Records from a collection
-----

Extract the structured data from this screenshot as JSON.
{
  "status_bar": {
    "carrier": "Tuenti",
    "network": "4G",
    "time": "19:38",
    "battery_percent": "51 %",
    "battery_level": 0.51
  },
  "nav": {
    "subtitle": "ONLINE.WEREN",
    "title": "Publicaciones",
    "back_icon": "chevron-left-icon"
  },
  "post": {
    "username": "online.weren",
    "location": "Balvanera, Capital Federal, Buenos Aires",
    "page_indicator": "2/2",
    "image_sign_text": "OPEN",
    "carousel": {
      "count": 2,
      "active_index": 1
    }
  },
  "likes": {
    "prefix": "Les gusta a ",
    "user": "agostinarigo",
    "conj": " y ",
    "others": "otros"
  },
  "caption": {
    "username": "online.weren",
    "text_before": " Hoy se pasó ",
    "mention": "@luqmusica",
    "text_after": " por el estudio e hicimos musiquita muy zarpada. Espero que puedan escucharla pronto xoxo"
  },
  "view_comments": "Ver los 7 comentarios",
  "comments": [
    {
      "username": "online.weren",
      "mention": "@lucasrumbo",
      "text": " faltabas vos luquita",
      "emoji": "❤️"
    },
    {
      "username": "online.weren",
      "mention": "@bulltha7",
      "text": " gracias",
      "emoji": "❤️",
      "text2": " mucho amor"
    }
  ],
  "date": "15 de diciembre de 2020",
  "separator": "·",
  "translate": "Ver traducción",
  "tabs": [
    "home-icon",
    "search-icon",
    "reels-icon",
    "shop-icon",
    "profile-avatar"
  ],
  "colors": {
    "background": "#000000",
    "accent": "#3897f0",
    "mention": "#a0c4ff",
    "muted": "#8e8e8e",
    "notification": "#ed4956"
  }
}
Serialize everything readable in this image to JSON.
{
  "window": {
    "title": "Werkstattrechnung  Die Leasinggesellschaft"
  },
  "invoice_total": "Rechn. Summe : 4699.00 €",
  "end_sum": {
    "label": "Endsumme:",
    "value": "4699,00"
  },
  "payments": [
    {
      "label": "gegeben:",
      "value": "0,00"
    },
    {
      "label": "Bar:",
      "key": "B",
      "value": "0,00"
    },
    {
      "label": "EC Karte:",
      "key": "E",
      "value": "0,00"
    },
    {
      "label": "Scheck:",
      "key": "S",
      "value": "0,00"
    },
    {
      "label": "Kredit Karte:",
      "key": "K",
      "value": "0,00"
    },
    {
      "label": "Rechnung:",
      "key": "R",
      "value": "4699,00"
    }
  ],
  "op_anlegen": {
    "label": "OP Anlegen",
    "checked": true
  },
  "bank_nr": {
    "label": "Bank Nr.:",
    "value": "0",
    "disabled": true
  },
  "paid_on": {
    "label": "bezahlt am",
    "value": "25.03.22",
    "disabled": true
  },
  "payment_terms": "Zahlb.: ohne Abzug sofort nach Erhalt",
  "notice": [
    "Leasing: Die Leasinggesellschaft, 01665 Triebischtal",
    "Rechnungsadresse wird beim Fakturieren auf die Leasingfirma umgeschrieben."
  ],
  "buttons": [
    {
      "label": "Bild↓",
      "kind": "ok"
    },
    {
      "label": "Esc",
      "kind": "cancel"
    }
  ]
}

-----

--- Your goal ---
Pull out each line containing the word "icon" and copy it.

--- Completed task ---
    "back_icon": "chevron-left-icon"
    "home-icon",
    "search-icon",
    "reels-icon",
    "shop-icon",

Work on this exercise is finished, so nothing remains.